Reproduce every line in the listing that contains the word "this".

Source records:
- - - - - - -
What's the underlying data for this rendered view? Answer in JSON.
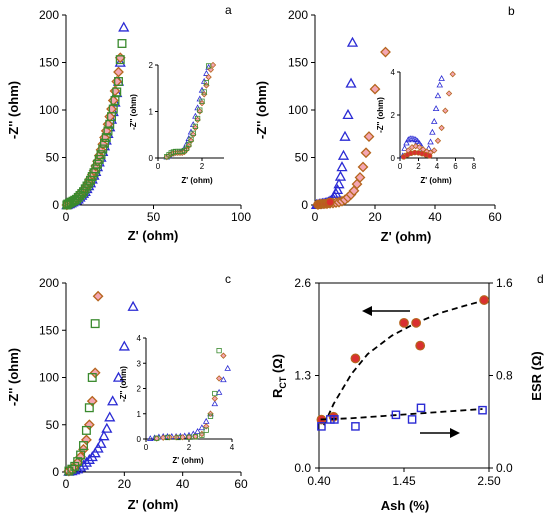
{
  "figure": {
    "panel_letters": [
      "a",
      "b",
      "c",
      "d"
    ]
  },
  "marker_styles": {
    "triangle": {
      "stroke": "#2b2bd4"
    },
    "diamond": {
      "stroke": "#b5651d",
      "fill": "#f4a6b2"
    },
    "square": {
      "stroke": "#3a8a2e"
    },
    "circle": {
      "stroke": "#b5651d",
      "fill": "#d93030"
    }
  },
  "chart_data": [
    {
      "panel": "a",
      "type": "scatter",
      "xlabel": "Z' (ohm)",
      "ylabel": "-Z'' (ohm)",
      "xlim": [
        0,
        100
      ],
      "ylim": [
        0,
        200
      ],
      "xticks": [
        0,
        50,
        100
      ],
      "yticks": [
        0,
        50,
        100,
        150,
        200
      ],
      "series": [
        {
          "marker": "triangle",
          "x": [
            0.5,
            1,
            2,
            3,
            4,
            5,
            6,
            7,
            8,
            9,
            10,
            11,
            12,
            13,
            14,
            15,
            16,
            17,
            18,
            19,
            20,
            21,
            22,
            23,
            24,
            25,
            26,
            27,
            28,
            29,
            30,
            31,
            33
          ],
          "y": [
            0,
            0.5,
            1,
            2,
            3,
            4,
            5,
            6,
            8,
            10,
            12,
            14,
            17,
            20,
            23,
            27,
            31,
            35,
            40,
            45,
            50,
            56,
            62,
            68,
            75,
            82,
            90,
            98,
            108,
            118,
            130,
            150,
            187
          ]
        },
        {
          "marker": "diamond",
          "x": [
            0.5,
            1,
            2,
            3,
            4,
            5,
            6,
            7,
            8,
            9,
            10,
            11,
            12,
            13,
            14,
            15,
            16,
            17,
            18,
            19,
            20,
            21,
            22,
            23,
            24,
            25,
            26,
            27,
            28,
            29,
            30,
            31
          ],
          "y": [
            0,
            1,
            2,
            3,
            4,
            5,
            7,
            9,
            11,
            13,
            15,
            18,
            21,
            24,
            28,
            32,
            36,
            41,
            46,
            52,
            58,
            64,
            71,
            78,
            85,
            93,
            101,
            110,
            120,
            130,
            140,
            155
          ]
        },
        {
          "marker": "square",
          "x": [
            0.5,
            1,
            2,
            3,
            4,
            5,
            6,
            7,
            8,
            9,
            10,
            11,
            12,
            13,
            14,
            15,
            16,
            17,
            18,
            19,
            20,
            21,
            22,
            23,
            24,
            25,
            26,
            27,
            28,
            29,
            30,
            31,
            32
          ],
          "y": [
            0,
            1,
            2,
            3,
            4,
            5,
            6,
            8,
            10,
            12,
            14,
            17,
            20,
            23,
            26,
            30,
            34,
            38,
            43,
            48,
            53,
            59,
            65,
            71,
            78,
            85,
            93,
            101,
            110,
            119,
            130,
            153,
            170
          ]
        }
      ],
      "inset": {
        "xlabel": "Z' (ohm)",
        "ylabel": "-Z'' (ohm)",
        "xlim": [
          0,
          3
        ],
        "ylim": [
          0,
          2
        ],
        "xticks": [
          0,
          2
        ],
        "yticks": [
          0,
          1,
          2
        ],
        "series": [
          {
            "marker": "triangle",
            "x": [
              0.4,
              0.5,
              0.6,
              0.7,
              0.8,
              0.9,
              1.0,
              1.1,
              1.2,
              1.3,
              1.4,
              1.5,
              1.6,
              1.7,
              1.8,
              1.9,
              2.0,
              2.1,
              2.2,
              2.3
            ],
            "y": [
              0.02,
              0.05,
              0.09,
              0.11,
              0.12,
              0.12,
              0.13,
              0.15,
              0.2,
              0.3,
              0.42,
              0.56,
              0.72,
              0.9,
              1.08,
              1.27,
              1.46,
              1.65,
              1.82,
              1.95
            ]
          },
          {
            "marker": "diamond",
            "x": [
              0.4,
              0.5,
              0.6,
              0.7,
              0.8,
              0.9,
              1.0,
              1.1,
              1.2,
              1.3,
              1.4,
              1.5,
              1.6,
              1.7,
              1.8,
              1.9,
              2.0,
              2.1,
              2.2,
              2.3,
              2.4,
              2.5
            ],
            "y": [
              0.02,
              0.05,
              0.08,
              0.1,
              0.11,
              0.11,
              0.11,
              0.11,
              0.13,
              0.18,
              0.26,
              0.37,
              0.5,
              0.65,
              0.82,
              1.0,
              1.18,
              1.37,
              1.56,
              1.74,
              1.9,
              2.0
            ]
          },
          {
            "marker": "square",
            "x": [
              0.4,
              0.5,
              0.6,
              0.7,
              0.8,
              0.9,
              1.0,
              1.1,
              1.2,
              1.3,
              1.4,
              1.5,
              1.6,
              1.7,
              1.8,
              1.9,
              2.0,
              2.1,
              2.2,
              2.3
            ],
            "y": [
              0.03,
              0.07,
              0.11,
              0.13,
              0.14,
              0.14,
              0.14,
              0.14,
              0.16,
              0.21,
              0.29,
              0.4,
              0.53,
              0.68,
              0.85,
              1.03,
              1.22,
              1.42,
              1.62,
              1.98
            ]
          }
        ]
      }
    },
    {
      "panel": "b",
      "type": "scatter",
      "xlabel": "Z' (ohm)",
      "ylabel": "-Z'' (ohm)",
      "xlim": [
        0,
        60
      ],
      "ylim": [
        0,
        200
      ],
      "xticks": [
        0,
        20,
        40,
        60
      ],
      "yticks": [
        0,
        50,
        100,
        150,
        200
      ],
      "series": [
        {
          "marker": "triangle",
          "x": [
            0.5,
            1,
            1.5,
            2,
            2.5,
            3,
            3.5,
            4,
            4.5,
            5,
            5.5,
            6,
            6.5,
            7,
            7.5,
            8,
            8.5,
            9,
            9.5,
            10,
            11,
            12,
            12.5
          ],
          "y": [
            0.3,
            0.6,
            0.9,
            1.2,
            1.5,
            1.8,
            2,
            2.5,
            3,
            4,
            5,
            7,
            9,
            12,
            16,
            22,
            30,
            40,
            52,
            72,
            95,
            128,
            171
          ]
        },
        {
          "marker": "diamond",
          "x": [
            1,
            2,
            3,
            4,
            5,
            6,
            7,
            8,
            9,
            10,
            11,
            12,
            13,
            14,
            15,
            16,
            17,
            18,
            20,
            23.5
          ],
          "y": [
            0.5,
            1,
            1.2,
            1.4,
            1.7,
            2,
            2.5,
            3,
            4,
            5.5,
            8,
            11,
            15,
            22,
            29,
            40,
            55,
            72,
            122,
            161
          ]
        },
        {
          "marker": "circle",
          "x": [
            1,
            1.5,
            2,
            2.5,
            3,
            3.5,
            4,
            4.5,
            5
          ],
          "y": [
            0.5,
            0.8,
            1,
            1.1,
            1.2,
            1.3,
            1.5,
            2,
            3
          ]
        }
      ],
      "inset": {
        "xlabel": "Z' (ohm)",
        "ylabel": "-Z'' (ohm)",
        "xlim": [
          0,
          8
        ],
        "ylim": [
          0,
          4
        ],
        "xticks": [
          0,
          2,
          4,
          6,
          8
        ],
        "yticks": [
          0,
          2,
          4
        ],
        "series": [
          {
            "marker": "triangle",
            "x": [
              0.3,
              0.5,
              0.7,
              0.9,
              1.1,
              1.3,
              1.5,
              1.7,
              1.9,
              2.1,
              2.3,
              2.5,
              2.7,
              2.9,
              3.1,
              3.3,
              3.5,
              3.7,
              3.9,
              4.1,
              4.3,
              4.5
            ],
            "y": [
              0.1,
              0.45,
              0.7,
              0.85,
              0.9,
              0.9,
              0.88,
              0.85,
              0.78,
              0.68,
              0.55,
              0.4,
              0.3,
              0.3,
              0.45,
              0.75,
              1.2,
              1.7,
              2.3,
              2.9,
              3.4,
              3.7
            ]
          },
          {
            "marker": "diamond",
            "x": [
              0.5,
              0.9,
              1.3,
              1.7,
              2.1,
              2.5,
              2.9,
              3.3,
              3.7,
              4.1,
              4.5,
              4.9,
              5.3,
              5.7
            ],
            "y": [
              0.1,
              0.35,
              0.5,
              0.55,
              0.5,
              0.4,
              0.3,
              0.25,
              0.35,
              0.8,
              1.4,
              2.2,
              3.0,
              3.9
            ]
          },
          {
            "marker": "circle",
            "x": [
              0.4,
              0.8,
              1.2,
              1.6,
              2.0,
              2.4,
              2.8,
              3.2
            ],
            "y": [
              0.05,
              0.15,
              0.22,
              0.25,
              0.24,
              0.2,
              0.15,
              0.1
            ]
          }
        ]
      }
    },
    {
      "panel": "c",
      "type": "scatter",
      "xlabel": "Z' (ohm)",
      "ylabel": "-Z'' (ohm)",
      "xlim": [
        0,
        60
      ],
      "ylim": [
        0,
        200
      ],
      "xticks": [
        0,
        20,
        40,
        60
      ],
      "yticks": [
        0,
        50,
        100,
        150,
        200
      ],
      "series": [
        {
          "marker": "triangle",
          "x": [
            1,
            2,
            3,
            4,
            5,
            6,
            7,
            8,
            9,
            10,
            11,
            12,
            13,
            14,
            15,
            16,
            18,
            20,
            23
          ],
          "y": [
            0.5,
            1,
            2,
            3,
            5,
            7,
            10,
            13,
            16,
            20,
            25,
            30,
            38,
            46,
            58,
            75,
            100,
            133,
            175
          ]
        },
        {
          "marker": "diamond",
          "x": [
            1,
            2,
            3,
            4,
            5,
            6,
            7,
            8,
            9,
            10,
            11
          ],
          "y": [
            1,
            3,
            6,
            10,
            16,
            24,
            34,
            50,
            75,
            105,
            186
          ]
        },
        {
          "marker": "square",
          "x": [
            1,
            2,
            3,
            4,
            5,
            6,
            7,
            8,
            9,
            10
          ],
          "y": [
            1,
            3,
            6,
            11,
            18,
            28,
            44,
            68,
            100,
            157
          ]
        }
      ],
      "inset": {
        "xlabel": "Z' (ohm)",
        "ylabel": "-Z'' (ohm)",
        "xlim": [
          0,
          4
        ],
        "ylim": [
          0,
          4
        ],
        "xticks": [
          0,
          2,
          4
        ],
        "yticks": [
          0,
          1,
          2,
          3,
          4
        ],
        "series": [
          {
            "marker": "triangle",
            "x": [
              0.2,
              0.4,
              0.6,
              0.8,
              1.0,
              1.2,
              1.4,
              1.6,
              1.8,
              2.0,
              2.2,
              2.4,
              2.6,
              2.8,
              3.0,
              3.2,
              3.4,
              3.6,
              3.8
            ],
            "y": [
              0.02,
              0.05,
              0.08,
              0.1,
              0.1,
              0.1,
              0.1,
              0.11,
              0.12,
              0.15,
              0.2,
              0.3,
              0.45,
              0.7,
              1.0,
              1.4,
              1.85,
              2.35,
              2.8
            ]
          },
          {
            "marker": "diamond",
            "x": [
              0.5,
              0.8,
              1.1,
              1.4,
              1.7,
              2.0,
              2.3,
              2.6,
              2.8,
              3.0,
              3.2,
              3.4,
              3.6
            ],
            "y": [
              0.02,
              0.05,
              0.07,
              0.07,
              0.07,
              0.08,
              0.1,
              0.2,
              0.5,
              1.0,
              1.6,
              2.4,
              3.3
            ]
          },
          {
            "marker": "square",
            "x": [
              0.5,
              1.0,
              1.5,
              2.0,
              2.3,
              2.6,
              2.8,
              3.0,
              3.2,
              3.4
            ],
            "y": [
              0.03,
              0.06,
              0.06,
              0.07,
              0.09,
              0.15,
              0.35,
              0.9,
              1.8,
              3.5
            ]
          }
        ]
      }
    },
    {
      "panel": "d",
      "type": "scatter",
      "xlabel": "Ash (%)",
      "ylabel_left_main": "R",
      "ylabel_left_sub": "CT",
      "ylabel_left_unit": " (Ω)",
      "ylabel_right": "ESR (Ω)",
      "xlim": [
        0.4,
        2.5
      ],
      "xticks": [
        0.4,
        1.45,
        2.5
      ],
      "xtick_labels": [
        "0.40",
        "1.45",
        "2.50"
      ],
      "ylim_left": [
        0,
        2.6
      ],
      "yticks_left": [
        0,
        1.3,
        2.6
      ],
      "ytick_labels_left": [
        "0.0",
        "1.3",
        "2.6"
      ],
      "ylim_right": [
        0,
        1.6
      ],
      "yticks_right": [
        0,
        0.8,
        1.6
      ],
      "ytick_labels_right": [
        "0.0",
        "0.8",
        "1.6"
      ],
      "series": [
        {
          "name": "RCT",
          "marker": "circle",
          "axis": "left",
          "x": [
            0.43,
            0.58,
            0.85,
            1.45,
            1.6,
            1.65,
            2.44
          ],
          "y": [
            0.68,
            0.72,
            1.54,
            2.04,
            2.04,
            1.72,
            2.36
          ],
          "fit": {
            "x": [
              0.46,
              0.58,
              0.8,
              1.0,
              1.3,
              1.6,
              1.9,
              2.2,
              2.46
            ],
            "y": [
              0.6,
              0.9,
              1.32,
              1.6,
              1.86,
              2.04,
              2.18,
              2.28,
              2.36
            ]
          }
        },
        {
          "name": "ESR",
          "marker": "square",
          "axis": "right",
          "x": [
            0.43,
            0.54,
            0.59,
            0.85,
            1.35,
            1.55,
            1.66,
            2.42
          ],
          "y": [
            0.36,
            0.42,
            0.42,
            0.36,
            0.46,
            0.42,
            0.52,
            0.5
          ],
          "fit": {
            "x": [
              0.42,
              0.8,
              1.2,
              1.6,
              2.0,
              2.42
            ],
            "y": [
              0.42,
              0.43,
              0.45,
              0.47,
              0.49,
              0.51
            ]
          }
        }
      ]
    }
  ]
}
- - - - - - -
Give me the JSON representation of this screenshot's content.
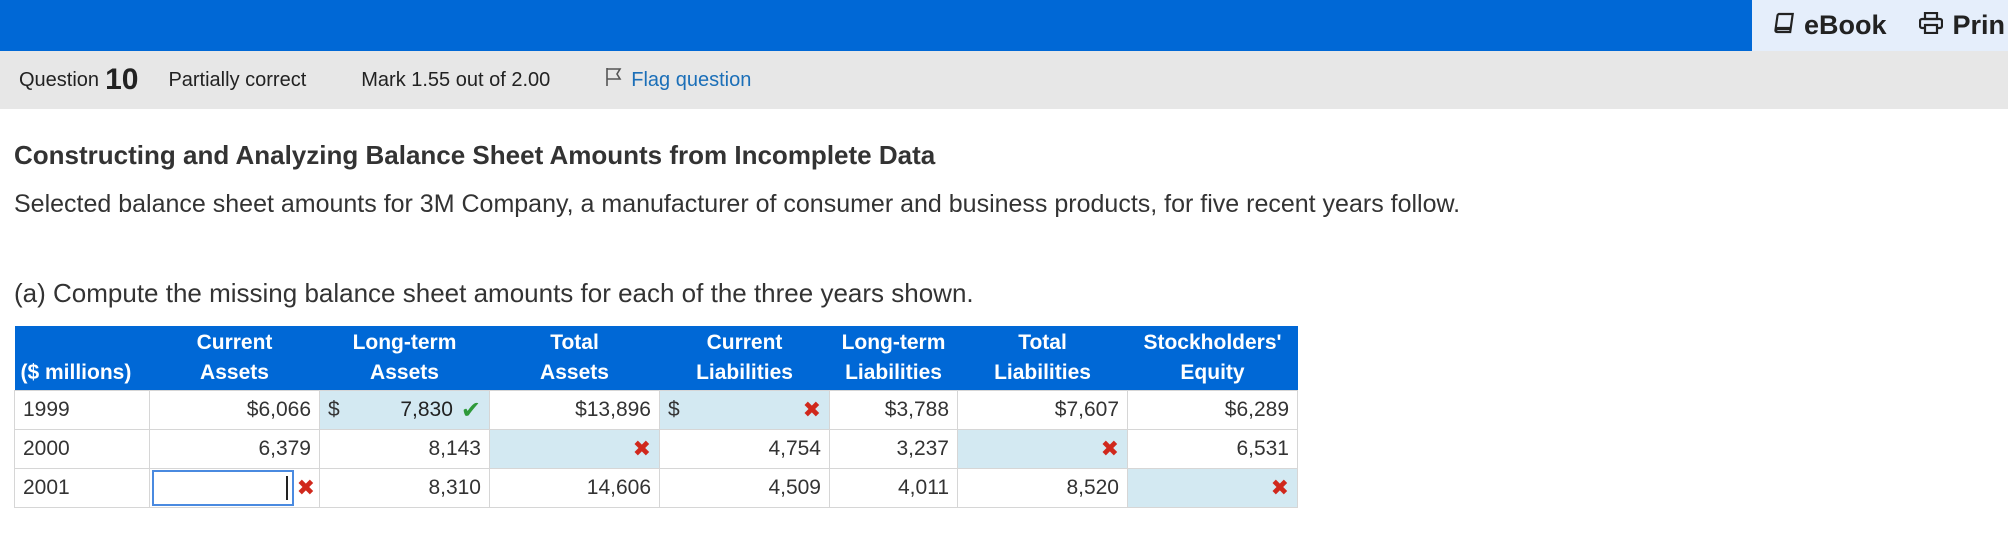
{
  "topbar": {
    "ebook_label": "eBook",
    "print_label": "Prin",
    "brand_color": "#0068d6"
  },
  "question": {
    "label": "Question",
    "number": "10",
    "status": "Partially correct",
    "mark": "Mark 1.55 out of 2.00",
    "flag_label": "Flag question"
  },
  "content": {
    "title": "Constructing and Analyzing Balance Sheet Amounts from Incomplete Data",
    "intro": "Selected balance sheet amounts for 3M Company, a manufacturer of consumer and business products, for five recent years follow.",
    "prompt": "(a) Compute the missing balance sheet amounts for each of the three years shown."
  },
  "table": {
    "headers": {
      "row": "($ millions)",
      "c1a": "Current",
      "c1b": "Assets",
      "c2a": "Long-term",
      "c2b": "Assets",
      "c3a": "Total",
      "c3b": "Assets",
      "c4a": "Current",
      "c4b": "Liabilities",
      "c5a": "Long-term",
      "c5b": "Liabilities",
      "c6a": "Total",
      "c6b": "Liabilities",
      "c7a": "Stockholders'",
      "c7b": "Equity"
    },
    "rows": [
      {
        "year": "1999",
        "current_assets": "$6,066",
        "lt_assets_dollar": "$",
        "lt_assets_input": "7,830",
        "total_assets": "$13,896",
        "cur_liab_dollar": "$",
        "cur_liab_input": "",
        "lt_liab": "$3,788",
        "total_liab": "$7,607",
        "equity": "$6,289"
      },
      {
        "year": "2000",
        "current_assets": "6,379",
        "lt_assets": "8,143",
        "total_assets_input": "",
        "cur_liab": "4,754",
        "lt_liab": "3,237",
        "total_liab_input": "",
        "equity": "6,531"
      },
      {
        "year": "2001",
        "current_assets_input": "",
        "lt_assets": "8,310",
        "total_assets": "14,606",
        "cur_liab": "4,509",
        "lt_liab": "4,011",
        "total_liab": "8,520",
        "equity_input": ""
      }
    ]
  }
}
- - - - - - -
**WRITTEN SOLUTION**
What's the underlying data for this rendered view? Answer in JSON.
Give me the JSON representation of this screenshot's content.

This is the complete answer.